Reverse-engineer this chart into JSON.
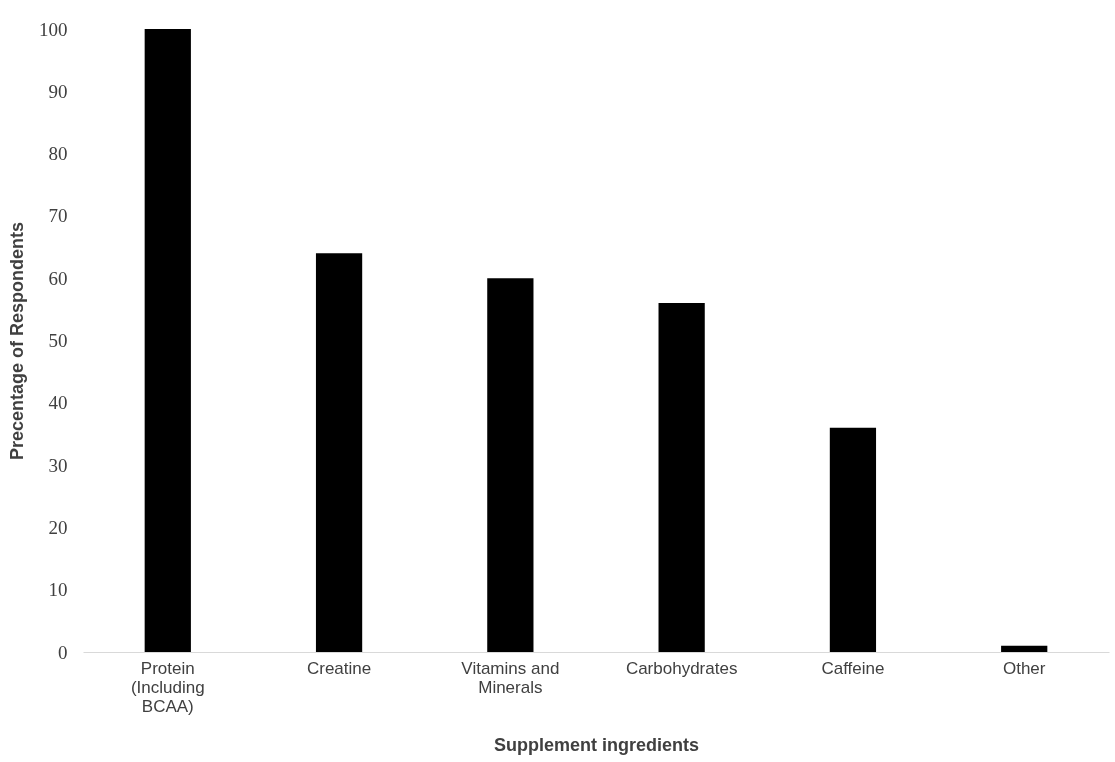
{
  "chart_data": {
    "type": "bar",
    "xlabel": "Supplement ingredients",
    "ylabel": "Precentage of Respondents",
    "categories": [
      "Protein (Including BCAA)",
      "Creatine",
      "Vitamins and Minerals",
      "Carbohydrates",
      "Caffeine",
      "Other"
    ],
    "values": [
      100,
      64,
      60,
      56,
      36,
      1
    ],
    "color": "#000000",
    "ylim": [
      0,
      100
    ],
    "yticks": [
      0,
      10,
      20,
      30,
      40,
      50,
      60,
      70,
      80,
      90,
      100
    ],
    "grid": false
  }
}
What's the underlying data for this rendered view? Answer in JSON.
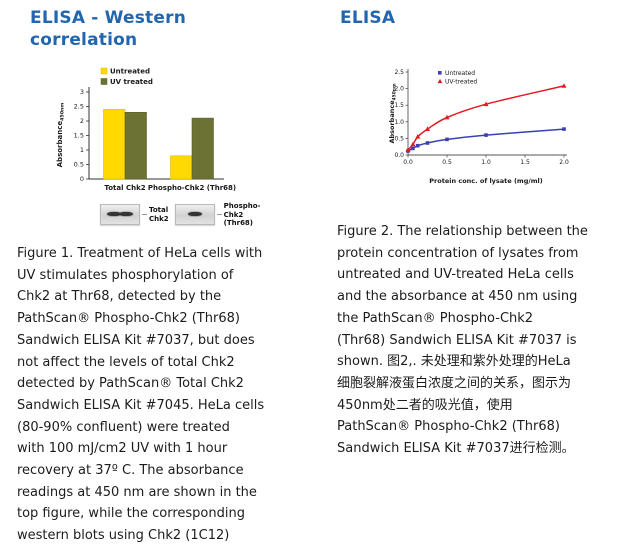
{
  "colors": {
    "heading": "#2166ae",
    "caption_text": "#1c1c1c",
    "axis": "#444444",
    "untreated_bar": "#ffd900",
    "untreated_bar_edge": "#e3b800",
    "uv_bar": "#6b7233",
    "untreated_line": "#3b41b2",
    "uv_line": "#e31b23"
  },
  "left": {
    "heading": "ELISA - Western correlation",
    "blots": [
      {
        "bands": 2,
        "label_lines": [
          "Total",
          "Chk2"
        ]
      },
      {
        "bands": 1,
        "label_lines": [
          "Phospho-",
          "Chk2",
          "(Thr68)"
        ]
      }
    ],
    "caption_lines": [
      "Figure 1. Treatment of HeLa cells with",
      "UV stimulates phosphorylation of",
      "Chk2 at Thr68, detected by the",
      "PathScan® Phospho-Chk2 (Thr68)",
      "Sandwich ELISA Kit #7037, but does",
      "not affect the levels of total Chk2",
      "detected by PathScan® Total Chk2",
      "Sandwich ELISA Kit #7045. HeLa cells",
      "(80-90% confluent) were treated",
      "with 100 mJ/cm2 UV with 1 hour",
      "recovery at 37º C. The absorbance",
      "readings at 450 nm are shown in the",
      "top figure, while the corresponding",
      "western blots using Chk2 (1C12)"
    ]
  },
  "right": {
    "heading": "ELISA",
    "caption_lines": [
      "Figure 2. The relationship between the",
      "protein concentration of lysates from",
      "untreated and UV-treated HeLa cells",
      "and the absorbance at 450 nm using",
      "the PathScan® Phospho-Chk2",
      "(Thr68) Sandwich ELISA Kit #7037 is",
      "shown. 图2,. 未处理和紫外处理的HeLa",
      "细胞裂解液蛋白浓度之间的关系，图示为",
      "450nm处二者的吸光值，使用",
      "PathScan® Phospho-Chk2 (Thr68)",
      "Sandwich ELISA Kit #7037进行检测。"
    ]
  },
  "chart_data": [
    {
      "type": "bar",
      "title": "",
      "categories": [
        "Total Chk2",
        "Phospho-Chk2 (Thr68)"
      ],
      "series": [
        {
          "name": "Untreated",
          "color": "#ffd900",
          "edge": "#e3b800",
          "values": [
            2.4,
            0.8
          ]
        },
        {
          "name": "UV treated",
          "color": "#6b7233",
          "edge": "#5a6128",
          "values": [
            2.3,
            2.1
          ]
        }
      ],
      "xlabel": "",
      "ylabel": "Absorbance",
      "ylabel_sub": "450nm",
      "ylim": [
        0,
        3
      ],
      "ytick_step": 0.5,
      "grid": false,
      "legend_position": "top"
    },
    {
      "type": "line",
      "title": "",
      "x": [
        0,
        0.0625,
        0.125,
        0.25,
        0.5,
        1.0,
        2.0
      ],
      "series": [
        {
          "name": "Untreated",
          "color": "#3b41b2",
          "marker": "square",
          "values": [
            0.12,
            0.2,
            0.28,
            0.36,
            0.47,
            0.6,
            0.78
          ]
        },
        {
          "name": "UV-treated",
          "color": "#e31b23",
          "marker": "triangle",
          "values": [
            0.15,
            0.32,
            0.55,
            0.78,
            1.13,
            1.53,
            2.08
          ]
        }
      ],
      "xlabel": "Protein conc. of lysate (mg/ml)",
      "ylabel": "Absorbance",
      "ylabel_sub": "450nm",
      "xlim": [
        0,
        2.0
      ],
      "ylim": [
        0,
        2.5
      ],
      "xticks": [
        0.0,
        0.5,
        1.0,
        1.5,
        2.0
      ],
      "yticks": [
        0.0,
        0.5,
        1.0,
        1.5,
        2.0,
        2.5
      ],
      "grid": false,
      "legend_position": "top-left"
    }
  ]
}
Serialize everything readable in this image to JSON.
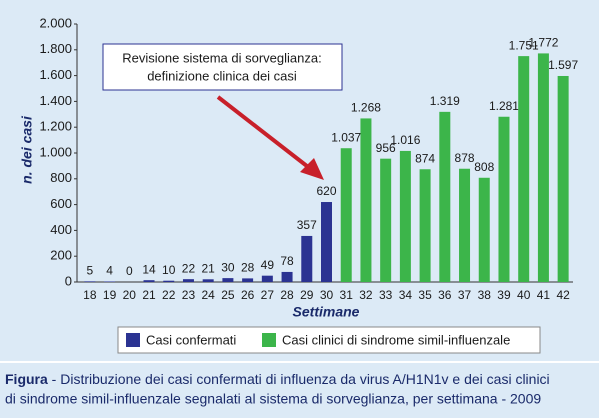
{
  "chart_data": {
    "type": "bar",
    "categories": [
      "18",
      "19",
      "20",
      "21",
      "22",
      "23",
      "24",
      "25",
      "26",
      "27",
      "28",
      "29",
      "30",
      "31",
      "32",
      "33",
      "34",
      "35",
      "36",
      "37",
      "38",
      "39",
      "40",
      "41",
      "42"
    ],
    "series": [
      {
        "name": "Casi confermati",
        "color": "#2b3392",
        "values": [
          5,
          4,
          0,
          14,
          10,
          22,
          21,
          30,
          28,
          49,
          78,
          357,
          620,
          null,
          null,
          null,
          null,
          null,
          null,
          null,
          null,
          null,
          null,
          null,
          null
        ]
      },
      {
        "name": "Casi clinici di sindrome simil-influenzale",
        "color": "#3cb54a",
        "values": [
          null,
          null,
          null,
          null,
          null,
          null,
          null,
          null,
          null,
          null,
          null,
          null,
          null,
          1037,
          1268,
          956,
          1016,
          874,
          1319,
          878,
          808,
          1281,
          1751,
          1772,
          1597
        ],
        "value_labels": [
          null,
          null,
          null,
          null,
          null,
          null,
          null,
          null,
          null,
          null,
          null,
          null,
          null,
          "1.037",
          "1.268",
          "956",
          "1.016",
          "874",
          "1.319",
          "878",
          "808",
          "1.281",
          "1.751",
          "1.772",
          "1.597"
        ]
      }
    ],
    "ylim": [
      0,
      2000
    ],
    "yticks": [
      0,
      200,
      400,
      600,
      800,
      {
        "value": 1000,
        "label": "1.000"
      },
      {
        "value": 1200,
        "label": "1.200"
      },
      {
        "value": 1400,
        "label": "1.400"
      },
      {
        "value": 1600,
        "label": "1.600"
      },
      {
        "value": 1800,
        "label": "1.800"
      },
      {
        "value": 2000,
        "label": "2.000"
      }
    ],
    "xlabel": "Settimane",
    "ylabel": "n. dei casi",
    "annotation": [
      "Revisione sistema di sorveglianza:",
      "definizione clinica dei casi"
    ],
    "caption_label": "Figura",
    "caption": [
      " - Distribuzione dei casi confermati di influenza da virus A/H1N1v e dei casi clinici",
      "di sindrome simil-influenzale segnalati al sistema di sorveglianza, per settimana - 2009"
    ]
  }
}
----------------
Task instructions | Read the data above and pull out each line that holds the string "ELISA".

Problem solution |
    "heading": "ELISA - Western correlation",
      "Sandwich ELISA Kit #7037, but does",
      "Sandwich ELISA Kit #7045. HeLa cells",
    "heading": "ELISA",
      "(Thr68) Sandwich ELISA Kit #7037 is",
      "Sandwich ELISA Kit #7037进行检测。"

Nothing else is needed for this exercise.